▸ PROVIDED DATA

=======

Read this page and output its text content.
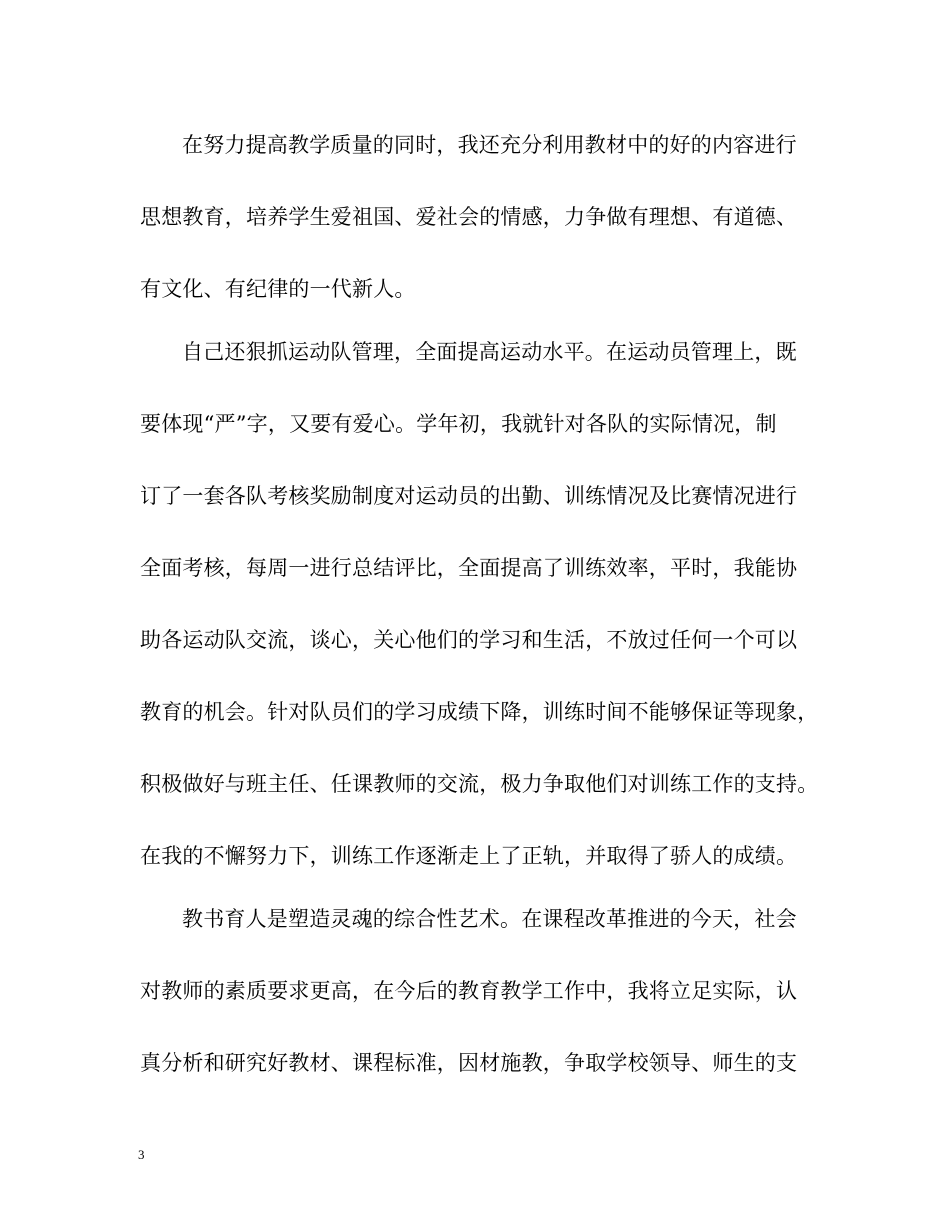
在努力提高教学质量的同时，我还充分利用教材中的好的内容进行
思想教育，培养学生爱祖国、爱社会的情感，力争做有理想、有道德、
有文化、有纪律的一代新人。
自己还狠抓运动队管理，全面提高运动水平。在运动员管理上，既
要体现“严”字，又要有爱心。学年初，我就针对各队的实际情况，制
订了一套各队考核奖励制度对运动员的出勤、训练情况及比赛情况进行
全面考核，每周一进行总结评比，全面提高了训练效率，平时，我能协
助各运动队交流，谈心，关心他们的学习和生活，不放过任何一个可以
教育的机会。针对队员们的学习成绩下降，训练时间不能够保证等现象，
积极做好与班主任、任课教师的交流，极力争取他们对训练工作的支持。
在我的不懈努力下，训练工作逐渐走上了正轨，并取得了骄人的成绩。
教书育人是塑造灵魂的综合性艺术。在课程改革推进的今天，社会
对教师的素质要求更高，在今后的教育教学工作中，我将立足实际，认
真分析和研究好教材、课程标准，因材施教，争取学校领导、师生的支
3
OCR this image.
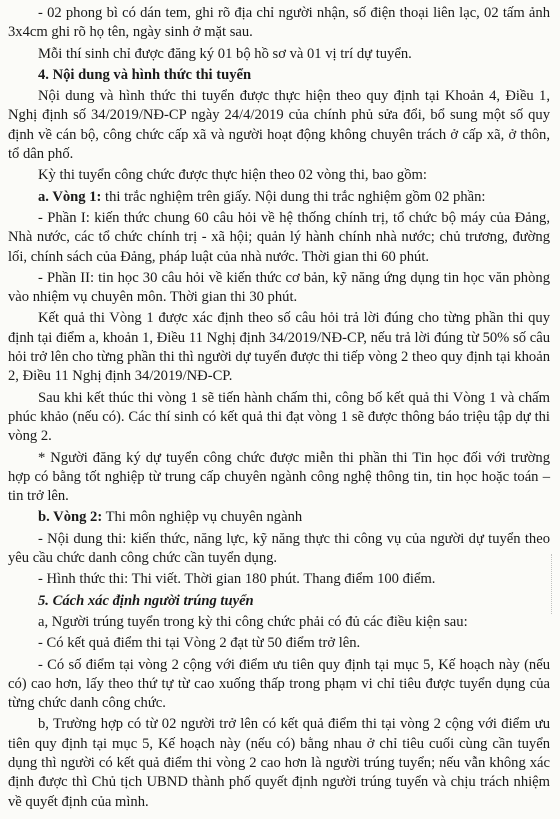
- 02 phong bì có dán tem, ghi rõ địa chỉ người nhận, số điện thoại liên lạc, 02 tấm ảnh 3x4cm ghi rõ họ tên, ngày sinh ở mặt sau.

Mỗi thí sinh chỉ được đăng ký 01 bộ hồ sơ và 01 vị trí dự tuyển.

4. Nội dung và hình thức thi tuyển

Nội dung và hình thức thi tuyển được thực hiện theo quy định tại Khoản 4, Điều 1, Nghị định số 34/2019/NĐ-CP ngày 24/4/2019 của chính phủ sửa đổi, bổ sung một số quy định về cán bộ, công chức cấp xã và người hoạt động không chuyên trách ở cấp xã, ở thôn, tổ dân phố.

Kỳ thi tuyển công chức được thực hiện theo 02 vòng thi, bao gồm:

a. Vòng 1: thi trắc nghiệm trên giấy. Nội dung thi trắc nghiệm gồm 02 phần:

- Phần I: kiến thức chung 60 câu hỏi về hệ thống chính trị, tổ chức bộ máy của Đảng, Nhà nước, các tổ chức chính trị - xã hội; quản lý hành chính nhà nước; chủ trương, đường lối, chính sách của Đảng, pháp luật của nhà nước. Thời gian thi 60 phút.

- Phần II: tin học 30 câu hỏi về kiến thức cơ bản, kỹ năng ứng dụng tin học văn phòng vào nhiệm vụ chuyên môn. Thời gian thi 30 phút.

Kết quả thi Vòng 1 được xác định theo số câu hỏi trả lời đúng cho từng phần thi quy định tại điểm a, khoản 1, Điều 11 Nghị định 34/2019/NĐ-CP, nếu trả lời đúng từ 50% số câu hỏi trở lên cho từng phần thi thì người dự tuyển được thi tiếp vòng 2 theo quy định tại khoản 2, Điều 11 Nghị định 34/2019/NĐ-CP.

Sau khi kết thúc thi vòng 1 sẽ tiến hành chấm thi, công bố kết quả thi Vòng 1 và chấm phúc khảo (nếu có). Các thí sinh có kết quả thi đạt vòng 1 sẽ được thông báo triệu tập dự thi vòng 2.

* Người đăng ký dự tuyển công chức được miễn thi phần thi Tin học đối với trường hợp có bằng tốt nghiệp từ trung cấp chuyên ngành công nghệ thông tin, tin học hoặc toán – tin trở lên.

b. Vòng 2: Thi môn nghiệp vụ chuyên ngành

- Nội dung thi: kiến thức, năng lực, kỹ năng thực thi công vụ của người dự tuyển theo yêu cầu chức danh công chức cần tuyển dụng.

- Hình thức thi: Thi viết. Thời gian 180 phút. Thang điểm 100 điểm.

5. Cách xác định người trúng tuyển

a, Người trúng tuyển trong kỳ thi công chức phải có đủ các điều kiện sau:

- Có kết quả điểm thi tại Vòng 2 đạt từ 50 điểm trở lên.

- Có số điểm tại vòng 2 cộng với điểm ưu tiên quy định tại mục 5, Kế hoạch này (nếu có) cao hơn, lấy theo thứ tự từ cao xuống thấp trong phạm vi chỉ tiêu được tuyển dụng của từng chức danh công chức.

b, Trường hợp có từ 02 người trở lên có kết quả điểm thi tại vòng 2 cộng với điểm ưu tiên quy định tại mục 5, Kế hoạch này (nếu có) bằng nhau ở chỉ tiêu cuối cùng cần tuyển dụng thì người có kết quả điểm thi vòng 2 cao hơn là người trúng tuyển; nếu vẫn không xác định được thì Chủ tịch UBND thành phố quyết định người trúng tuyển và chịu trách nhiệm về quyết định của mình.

=======

▸ PROBLEM DESCRIPTION
Repeat the listing in full and exactly. Do not include any images.

▸ COMPLETED TASK
Read this page and output its text content.
在努力提高教学质量的同时，我还充分利用教材中的好的内容进行
思想教育，培养学生爱祖国、爱社会的情感，力争做有理想、有道德、
有文化、有纪律的一代新人。
自己还狠抓运动队管理，全面提高运动水平。在运动员管理上，既
要体现“严”字，又要有爱心。学年初，我就针对各队的实际情况，制
订了一套各队考核奖励制度对运动员的出勤、训练情况及比赛情况进行
全面考核，每周一进行总结评比，全面提高了训练效率，平时，我能协
助各运动队交流，谈心，关心他们的学习和生活，不放过任何一个可以
教育的机会。针对队员们的学习成绩下降，训练时间不能够保证等现象，
积极做好与班主任、任课教师的交流，极力争取他们对训练工作的支持。
在我的不懈努力下，训练工作逐渐走上了正轨，并取得了骄人的成绩。
教书育人是塑造灵魂的综合性艺术。在课程改革推进的今天，社会
对教师的素质要求更高，在今后的教育教学工作中，我将立足实际，认
真分析和研究好教材、课程标准，因材施教，争取学校领导、师生的支
3
OCR this image.
- 02 phong bì có dán tem, ghi rõ địa chỉ người nhận, số điện thoại liên lạc, 02 tấm ảnh 3x4cm ghi rõ họ tên, ngày sinh ở mặt sau.

Mỗi thí sinh chỉ được đăng ký 01 bộ hồ sơ và 01 vị trí dự tuyển.

4. Nội dung và hình thức thi tuyển

Nội dung và hình thức thi tuyển được thực hiện theo quy định tại Khoản 4, Điều 1, Nghị định số 34/2019/NĐ-CP ngày 24/4/2019 của chính phủ sửa đổi, bổ sung một số quy định về cán bộ, công chức cấp xã và người hoạt động không chuyên trách ở cấp xã, ở thôn, tổ dân phố.

Kỳ thi tuyển công chức được thực hiện theo 02 vòng thi, bao gồm:

a. Vòng 1: thi trắc nghiệm trên giấy. Nội dung thi trắc nghiệm gồm 02 phần:

- Phần I: kiến thức chung 60 câu hỏi về hệ thống chính trị, tổ chức bộ máy của Đảng, Nhà nước, các tổ chức chính trị - xã hội; quản lý hành chính nhà nước; chủ trương, đường lối, chính sách của Đảng, pháp luật của nhà nước. Thời gian thi 60 phút.

- Phần II: tin học 30 câu hỏi về kiến thức cơ bản, kỹ năng ứng dụng tin học văn phòng vào nhiệm vụ chuyên môn. Thời gian thi 30 phút.

Kết quả thi Vòng 1 được xác định theo số câu hỏi trả lời đúng cho từng phần thi quy định tại điểm a, khoản 1, Điều 11 Nghị định 34/2019/NĐ-CP, nếu trả lời đúng từ 50% số câu hỏi trở lên cho từng phần thi thì người dự tuyển được thi tiếp vòng 2 theo quy định tại khoản 2, Điều 11 Nghị định 34/2019/NĐ-CP.

Sau khi kết thúc thi vòng 1 sẽ tiến hành chấm thi, công bố kết quả thi Vòng 1 và chấm phúc khảo (nếu có). Các thí sinh có kết quả thi đạt vòng 1 sẽ được thông báo triệu tập dự thi vòng 2.

* Người đăng ký dự tuyển công chức được miễn thi phần thi Tin học đối với trường hợp có bằng tốt nghiệp từ trung cấp chuyên ngành công nghệ thông tin, tin học hoặc toán – tin trở lên.

b. Vòng 2: Thi môn nghiệp vụ chuyên ngành

- Nội dung thi: kiến thức, năng lực, kỹ năng thực thi công vụ của người dự tuyển theo yêu cầu chức danh công chức cần tuyển dụng.

- Hình thức thi: Thi viết. Thời gian 180 phút. Thang điểm 100 điểm.

5. Cách xác định người trúng tuyển

a, Người trúng tuyển trong kỳ thi công chức phải có đủ các điều kiện sau:

- Có kết quả điểm thi tại Vòng 2 đạt từ 50 điểm trở lên.

- Có số điểm tại vòng 2 cộng với điểm ưu tiên quy định tại mục 5, Kế hoạch này (nếu có) cao hơn, lấy theo thứ tự từ cao xuống thấp trong phạm vi chỉ tiêu được tuyển dụng của từng chức danh công chức.

b, Trường hợp có từ 02 người trở lên có kết quả điểm thi tại vòng 2 cộng với điểm ưu tiên quy định tại mục 5, Kế hoạch này (nếu có) bằng nhau ở chỉ tiêu cuối cùng cần tuyển dụng thì người có kết quả điểm thi vòng 2 cao hơn là người trúng tuyển; nếu vẫn không xác định được thì Chủ tịch UBND thành phố quyết định người trúng tuyển và chịu trách nhiệm về quyết định của mình.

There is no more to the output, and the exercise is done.